TASK 1: Please list every person named in the text on hydroxyl radical footprinting.
TASK 2: Summarize the text on hydroxyl radical footprinting in two sentences.

QUOTED PASSAGE:
=== Section Start ===

It is interesting to see that in the same journal-book Dave Lilley also has some very nice experiments for what can be learned from RNA helical junctions from gels.
And not only does Sarah Woodson have the previous review but there is another one regarding OH radical footprinting in vivo using X-Ray. While refreshing what I understood of OH radical footprinting I found the following Tom Tullius quotation:

"Because the hydroxyl radical is an extremely reactive and non-discriminating free radical, the site of attack has no dependence on the base sequence of the nucleic acid. Instead, the susceptibility of a particular nucleotide to hydrogen abstraction is governed by its accessibility to solvent. This property makes the hydroxyl radical footprinting method the experimental equivalent of a calculated solvent-accessible surface area of a nucleic acid molecule"

=== Section End ===

DATASET CONTENT:

=== Section Start ===

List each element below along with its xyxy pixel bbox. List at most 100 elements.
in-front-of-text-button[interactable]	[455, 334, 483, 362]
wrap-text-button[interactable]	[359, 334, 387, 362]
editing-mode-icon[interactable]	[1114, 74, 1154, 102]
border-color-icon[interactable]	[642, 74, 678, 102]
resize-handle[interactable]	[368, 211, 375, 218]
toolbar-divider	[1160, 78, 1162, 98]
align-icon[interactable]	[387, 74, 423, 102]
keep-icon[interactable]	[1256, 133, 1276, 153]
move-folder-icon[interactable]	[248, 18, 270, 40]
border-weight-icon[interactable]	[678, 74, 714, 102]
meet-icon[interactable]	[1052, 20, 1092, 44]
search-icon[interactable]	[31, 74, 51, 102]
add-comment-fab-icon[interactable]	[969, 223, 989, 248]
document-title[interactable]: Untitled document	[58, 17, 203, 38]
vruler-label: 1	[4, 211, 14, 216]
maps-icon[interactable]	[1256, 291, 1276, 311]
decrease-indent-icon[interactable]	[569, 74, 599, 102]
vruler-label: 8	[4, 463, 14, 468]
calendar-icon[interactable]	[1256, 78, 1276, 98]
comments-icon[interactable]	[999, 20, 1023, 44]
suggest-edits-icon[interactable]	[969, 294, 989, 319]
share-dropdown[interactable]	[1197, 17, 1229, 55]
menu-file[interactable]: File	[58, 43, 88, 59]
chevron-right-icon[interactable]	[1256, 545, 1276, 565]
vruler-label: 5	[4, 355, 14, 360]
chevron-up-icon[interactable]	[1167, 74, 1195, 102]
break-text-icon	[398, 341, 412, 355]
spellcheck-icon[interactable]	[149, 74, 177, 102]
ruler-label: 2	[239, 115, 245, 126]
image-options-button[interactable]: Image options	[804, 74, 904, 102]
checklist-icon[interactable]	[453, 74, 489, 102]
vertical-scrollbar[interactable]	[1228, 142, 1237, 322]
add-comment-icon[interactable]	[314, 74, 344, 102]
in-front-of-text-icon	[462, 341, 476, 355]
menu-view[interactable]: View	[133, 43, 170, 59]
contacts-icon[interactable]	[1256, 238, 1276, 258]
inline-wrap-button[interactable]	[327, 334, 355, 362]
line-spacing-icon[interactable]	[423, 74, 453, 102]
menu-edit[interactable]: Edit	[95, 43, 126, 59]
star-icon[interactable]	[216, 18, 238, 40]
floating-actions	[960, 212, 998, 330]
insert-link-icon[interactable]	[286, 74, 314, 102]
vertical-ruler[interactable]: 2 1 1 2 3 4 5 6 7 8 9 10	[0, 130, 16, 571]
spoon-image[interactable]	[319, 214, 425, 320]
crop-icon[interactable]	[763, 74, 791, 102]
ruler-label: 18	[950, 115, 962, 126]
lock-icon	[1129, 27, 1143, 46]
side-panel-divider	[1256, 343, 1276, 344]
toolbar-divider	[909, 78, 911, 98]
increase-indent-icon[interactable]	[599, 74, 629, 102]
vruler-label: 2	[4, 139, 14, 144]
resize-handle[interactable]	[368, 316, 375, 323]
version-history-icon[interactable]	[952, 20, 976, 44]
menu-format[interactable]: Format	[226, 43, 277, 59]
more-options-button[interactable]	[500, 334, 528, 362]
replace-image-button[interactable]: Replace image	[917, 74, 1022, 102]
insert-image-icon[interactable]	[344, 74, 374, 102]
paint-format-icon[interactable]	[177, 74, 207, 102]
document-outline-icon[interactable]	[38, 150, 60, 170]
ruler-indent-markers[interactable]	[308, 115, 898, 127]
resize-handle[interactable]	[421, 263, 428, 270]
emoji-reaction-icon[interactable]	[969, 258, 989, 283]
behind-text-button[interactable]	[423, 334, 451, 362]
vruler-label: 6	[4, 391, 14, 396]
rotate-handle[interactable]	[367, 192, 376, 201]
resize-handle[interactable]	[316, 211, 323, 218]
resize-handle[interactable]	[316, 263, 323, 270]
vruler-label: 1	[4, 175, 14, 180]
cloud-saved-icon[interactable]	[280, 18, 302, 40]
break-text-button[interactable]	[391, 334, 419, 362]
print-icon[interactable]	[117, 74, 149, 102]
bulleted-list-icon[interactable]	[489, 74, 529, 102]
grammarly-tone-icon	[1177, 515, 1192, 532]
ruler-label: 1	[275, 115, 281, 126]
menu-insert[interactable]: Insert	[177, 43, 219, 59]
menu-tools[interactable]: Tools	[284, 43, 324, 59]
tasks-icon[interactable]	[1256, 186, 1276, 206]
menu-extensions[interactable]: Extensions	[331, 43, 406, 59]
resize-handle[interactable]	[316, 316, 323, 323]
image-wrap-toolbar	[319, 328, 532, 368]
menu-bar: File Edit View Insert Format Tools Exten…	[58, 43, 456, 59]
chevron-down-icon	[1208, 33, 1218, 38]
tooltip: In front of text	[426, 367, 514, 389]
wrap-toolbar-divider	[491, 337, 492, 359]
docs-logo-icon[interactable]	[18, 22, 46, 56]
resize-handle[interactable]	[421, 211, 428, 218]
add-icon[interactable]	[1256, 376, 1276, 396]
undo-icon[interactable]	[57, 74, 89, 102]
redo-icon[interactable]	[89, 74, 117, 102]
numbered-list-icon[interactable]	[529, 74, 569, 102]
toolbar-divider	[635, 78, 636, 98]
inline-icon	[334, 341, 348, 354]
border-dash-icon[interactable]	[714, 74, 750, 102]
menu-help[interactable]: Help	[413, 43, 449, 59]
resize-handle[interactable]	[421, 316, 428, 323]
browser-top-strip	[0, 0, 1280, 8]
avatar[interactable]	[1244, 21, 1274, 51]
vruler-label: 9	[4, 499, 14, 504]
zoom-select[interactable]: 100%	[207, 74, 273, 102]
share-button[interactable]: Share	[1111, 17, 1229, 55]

=== Section End ===

ANSWER AREA 1: Dave Lilley, Sarah Woodson, Tom Tullius

ANSWER AREA 2: The same journal-book contains Dave Lilley's gel experiments on RNA helical junctions, a review by Sarah Woodson, and another review on in vivo OH radical footprinting using X-rays. A quoted Tom Tullius passage explains that the hydroxyl radical attacks nucleotides according to their accessibility to solvent, not their base sequence, which makes the method the experimental equivalent of a calculated solvent-accessible surface area.